▶ [What you need to do]
Select the lines that hold the word "általános" and copy each one.

▶ [Supplied records]
** begin **

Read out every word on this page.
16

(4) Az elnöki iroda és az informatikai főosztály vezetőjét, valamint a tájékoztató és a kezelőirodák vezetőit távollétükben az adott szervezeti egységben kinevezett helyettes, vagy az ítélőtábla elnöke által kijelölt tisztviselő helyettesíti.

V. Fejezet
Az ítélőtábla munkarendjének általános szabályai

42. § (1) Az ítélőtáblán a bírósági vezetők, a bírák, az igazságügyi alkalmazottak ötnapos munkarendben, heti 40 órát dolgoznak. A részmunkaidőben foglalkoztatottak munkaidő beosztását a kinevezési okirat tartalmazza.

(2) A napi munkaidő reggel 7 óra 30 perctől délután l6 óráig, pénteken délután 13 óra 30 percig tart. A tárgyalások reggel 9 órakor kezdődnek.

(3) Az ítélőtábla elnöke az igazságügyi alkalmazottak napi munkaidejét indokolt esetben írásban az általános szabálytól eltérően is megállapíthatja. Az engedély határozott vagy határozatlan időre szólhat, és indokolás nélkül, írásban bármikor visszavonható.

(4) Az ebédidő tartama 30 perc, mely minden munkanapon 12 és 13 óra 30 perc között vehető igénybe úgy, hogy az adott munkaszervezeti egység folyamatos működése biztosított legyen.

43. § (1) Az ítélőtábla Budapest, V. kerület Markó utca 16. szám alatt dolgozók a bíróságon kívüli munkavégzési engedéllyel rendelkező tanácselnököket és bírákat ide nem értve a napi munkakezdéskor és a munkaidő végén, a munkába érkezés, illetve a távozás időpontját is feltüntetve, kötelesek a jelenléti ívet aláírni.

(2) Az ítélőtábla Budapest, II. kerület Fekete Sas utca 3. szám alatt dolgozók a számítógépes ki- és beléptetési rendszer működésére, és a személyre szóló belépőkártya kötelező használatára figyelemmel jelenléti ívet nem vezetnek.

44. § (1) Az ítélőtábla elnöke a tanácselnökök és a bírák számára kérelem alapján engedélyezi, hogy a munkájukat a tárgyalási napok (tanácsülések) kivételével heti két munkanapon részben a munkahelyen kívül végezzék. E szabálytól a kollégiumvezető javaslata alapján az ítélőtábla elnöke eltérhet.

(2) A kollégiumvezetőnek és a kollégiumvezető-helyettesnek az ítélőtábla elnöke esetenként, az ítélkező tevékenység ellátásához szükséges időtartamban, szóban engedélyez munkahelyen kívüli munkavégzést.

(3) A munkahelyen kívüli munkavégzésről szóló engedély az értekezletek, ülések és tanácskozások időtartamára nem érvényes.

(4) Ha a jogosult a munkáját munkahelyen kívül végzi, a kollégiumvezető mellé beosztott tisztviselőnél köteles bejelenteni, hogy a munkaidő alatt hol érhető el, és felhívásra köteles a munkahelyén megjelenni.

** end **

▶ [Written solution]
Az ítélőtábla munkarendjének általános szabályai
(3) Az ítélőtábla elnöke az igazságügyi alkalmazottak napi munkaidejét indokolt esetben írásban az általános szabálytól eltérően is megállapíthatja. Az engedély határozott vagy határozatlan időre szólhat, és indokolás nélkül, írásban bármikor visszavonható.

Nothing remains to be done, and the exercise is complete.